• [YOUR OBJECTIVE] Swap "drag-handle" for "resize-handle" in the items below, from the line with "- more-vertical-icon: [1008, 844, 1018, 884]" up to and including the line with "- drag-handle[interactable]: [483, 514, 597, 524]", and write out only those lines with nothing else changed.

Layout dataset entries
▬▬▬▬▬▬
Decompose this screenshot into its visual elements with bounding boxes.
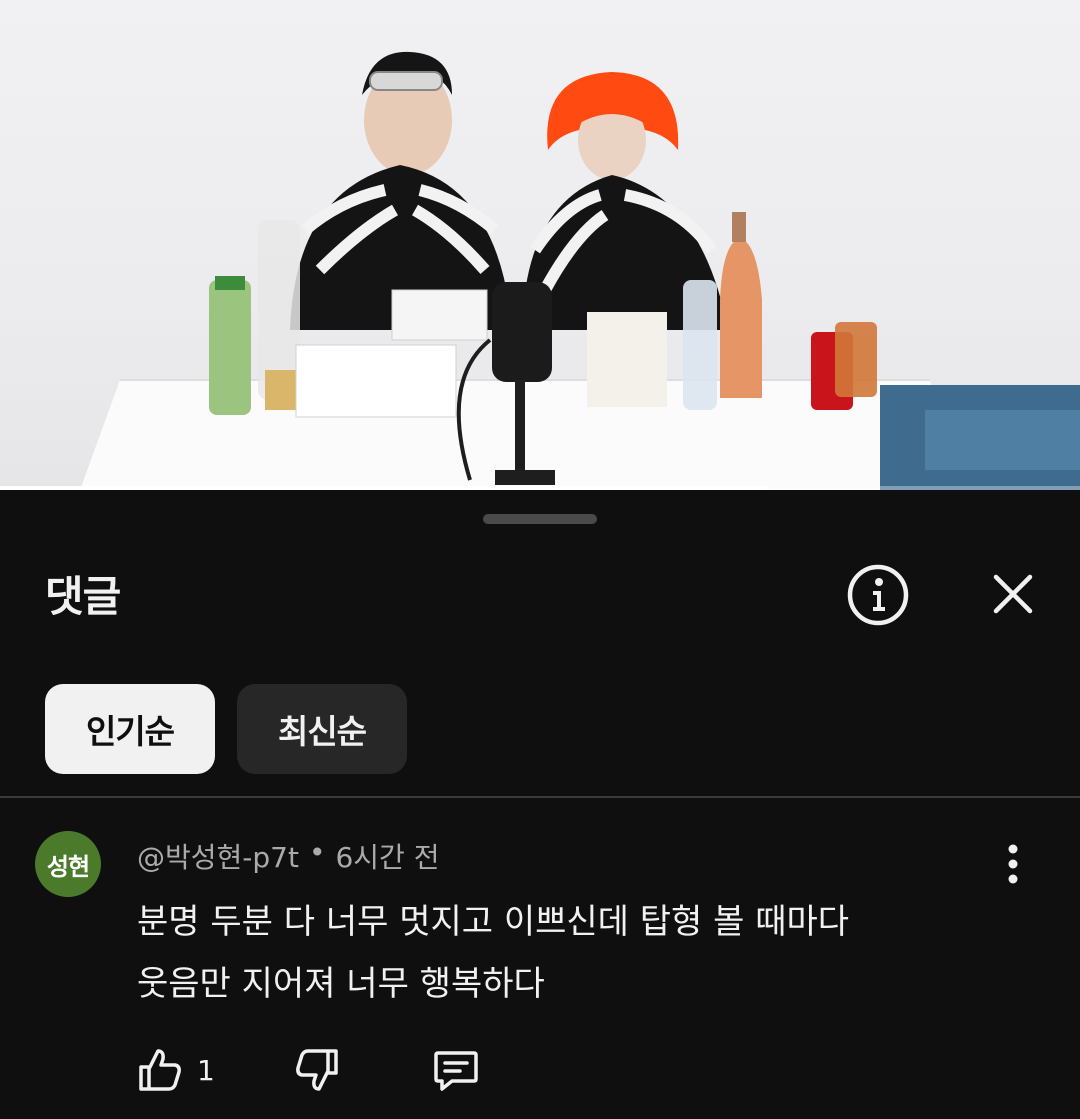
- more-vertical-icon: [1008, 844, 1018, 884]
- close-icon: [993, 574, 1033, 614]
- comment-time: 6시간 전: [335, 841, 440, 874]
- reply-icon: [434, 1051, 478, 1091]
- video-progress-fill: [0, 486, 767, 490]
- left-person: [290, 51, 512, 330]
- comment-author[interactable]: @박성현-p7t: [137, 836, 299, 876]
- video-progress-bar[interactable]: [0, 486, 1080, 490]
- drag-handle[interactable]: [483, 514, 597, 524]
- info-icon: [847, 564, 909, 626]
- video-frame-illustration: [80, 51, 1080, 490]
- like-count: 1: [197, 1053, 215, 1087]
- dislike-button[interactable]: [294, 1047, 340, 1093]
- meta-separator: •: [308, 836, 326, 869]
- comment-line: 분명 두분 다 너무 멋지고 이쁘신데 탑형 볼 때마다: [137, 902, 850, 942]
▬▬▬▬▬▬
• [EXERCISE RESPONSE]
- more-vertical-icon: [1008, 844, 1018, 884]
- close-icon: [993, 574, 1033, 614]
- comment-time: 6시간 전: [335, 841, 440, 874]
- reply-icon: [434, 1051, 478, 1091]
- video-progress-fill: [0, 486, 767, 490]
- left-person: [290, 51, 512, 330]
- comment-author[interactable]: @박성현-p7t: [137, 836, 299, 876]
- video-progress-bar[interactable]: [0, 486, 1080, 490]
- resize-handle[interactable]: [483, 514, 597, 524]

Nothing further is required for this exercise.